### Information supplied

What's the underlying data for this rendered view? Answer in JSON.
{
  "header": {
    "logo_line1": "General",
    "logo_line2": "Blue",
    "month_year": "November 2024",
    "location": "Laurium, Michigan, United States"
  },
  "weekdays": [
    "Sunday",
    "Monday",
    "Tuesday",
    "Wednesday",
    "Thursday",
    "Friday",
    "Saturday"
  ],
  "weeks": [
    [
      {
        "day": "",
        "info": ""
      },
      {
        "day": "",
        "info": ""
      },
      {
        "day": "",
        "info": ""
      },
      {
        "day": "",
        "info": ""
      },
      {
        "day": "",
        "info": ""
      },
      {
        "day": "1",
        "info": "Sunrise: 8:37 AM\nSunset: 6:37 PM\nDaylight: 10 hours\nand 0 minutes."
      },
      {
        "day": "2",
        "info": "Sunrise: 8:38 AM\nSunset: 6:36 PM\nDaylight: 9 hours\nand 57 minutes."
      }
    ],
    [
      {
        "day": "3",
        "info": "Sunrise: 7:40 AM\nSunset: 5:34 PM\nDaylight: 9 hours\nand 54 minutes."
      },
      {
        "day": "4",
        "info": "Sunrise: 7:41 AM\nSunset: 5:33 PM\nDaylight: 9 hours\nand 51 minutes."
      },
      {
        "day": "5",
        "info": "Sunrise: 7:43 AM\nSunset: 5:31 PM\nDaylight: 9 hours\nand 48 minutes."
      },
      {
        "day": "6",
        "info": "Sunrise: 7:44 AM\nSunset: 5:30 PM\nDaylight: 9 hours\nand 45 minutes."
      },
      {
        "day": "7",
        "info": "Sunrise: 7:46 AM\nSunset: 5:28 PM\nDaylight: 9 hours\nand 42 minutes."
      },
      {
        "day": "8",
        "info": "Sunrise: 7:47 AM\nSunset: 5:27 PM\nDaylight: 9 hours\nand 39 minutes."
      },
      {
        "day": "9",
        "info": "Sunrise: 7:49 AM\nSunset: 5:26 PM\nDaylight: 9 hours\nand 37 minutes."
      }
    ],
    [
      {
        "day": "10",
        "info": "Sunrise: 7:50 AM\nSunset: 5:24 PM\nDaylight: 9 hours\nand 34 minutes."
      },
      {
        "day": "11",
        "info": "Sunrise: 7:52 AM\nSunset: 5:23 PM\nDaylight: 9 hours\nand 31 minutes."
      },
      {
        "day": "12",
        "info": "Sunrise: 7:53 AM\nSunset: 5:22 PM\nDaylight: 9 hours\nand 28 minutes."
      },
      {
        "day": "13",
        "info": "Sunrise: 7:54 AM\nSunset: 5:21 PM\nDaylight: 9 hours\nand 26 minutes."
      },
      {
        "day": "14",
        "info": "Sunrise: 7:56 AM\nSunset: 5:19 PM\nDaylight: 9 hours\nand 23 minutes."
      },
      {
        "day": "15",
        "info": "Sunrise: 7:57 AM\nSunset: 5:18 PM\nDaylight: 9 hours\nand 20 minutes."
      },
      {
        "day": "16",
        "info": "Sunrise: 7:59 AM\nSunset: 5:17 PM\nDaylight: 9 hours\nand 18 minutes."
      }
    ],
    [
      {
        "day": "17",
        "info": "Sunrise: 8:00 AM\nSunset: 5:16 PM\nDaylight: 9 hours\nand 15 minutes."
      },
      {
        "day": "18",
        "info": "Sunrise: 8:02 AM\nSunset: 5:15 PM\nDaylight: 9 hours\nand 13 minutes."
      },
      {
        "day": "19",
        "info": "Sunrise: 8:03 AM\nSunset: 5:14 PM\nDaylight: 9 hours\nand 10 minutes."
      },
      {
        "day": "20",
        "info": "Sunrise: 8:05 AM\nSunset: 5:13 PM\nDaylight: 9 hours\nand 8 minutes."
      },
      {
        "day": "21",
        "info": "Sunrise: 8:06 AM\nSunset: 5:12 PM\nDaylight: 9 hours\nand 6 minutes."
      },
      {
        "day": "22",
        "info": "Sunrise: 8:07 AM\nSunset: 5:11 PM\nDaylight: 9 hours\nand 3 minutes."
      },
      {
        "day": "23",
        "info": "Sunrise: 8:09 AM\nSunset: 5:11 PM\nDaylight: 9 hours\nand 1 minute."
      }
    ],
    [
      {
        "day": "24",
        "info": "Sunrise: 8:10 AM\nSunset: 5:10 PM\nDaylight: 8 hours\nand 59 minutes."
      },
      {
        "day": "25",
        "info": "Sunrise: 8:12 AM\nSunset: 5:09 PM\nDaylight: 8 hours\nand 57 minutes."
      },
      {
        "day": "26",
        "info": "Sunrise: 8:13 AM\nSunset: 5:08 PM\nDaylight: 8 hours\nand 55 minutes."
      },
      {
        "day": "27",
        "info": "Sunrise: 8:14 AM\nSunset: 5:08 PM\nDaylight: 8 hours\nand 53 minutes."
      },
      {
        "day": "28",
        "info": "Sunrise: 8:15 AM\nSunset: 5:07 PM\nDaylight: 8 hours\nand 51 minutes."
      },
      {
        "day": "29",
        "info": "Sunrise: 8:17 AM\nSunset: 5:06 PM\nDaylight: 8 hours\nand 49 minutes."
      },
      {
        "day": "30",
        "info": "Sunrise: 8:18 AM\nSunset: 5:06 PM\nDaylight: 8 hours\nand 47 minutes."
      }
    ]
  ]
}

### What the exercise asks
Return all of the entries exactly as written.

### Task output
What's the underlying data for this rendered view? Answer in JSON.
{
  "header": {
    "logo_line1": "General",
    "logo_line2": "Blue",
    "month_year": "November 2024",
    "location": "Laurium, Michigan, United States"
  },
  "weekdays": [
    "Sunday",
    "Monday",
    "Tuesday",
    "Wednesday",
    "Thursday",
    "Friday",
    "Saturday"
  ],
  "weeks": [
    [
      {
        "day": "",
        "info": ""
      },
      {
        "day": "",
        "info": ""
      },
      {
        "day": "",
        "info": ""
      },
      {
        "day": "",
        "info": ""
      },
      {
        "day": "",
        "info": ""
      },
      {
        "day": "1",
        "info": "Sunrise: 8:37 AM\nSunset: 6:37 PM\nDaylight: 10 hours\nand 0 minutes."
      },
      {
        "day": "2",
        "info": "Sunrise: 8:38 AM\nSunset: 6:36 PM\nDaylight: 9 hours\nand 57 minutes."
      }
    ],
    [
      {
        "day": "3",
        "info": "Sunrise: 7:40 AM\nSunset: 5:34 PM\nDaylight: 9 hours\nand 54 minutes."
      },
      {
        "day": "4",
        "info": "Sunrise: 7:41 AM\nSunset: 5:33 PM\nDaylight: 9 hours\nand 51 minutes."
      },
      {
        "day": "5",
        "info": "Sunrise: 7:43 AM\nSunset: 5:31 PM\nDaylight: 9 hours\nand 48 minutes."
      },
      {
        "day": "6",
        "info": "Sunrise: 7:44 AM\nSunset: 5:30 PM\nDaylight: 9 hours\nand 45 minutes."
      },
      {
        "day": "7",
        "info": "Sunrise: 7:46 AM\nSunset: 5:28 PM\nDaylight: 9 hours\nand 42 minutes."
      },
      {
        "day": "8",
        "info": "Sunrise: 7:47 AM\nSunset: 5:27 PM\nDaylight: 9 hours\nand 39 minutes."
      },
      {
        "day": "9",
        "info": "Sunrise: 7:49 AM\nSunset: 5:26 PM\nDaylight: 9 hours\nand 37 minutes."
      }
    ],
    [
      {
        "day": "10",
        "info": "Sunrise: 7:50 AM\nSunset: 5:24 PM\nDaylight: 9 hours\nand 34 minutes."
      },
      {
        "day": "11",
        "info": "Sunrise: 7:52 AM\nSunset: 5:23 PM\nDaylight: 9 hours\nand 31 minutes."
      },
      {
        "day": "12",
        "info": "Sunrise: 7:53 AM\nSunset: 5:22 PM\nDaylight: 9 hours\nand 28 minutes."
      },
      {
        "day": "13",
        "info": "Sunrise: 7:54 AM\nSunset: 5:21 PM\nDaylight: 9 hours\nand 26 minutes."
      },
      {
        "day": "14",
        "info": "Sunrise: 7:56 AM\nSunset: 5:19 PM\nDaylight: 9 hours\nand 23 minutes."
      },
      {
        "day": "15",
        "info": "Sunrise: 7:57 AM\nSunset: 5:18 PM\nDaylight: 9 hours\nand 20 minutes."
      },
      {
        "day": "16",
        "info": "Sunrise: 7:59 AM\nSunset: 5:17 PM\nDaylight: 9 hours\nand 18 minutes."
      }
    ],
    [
      {
        "day": "17",
        "info": "Sunrise: 8:00 AM\nSunset: 5:16 PM\nDaylight: 9 hours\nand 15 minutes."
      },
      {
        "day": "18",
        "info": "Sunrise: 8:02 AM\nSunset: 5:15 PM\nDaylight: 9 hours\nand 13 minutes."
      },
      {
        "day": "19",
        "info": "Sunrise: 8:03 AM\nSunset: 5:14 PM\nDaylight: 9 hours\nand 10 minutes."
      },
      {
        "day": "20",
        "info": "Sunrise: 8:05 AM\nSunset: 5:13 PM\nDaylight: 9 hours\nand 8 minutes."
      },
      {
        "day": "21",
        "info": "Sunrise: 8:06 AM\nSunset: 5:12 PM\nDaylight: 9 hours\nand 6 minutes."
      },
      {
        "day": "22",
        "info": "Sunrise: 8:07 AM\nSunset: 5:11 PM\nDaylight: 9 hours\nand 3 minutes."
      },
      {
        "day": "23",
        "info": "Sunrise: 8:09 AM\nSunset: 5:11 PM\nDaylight: 9 hours\nand 1 minute."
      }
    ],
    [
      {
        "day": "24",
        "info": "Sunrise: 8:10 AM\nSunset: 5:10 PM\nDaylight: 8 hours\nand 59 minutes."
      },
      {
        "day": "25",
        "info": "Sunrise: 8:12 AM\nSunset: 5:09 PM\nDaylight: 8 hours\nand 57 minutes."
      },
      {
        "day": "26",
        "info": "Sunrise: 8:13 AM\nSunset: 5:08 PM\nDaylight: 8 hours\nand 55 minutes."
      },
      {
        "day": "27",
        "info": "Sunrise: 8:14 AM\nSunset: 5:08 PM\nDaylight: 8 hours\nand 53 minutes."
      },
      {
        "day": "28",
        "info": "Sunrise: 8:15 AM\nSunset: 5:07 PM\nDaylight: 8 hours\nand 51 minutes."
      },
      {
        "day": "29",
        "info": "Sunrise: 8:17 AM\nSunset: 5:06 PM\nDaylight: 8 hours\nand 49 minutes."
      },
      {
        "day": "30",
        "info": "Sunrise: 8:18 AM\nSunset: 5:06 PM\nDaylight: 8 hours\nand 47 minutes."
      }
    ]
  ]
}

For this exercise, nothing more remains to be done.